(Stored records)
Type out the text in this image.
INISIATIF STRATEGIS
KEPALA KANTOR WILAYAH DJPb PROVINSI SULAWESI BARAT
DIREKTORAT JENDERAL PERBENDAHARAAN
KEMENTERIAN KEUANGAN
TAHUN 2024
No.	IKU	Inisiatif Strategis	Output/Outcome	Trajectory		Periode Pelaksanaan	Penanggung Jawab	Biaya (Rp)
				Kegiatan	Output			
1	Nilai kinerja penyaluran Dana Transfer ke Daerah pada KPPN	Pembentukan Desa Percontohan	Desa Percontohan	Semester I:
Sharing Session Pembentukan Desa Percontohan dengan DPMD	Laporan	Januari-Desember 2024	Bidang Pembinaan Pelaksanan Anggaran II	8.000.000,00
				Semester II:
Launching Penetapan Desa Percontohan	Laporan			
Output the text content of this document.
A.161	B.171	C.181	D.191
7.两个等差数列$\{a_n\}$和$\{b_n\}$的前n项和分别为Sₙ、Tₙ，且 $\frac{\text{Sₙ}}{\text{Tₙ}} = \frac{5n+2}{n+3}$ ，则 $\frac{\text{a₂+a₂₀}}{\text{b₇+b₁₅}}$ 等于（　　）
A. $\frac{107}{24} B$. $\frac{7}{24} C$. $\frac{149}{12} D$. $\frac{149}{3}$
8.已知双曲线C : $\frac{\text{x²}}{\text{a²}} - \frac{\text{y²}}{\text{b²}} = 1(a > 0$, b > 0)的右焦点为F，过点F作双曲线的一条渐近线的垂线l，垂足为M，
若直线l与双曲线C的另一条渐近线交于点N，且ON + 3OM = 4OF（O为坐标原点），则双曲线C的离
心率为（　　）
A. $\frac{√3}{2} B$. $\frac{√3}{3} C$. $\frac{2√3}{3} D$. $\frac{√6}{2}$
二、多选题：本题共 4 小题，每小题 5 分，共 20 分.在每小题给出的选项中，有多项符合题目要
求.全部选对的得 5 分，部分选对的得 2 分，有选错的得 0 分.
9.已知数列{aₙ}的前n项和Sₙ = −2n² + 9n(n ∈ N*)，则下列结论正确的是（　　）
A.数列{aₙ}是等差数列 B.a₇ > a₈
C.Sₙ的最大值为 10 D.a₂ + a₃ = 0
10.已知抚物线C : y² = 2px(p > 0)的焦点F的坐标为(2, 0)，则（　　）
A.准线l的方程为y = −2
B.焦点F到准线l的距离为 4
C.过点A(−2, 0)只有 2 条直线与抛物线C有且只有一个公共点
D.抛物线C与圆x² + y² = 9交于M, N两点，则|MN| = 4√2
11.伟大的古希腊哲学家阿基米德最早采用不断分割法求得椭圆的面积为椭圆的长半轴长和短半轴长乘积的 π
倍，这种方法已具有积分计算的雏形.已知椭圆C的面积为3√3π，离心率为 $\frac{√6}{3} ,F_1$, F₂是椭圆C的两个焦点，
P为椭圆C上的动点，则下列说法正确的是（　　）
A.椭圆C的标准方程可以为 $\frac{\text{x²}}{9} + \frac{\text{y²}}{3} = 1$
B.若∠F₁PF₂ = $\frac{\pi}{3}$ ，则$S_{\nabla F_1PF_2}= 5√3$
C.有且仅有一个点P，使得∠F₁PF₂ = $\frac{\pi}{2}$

§ **The request**: Find the string "Percontohan" in the entries above and return each line that holds it.

§ **Expected answer**:
1	Nilai kinerja penyaluran Dana Transfer ke Daerah pada KPPN	Pembentukan Desa Percontohan	Desa Percontohan	Semester I:
Sharing Session Pembentukan Desa Percontohan dengan DPMD	Laporan	Januari-Desember 2024	Bidang Pembinaan Pelaksanan Anggaran II	8.000.000,00
Launching Penetapan Desa Percontohan	Laporan			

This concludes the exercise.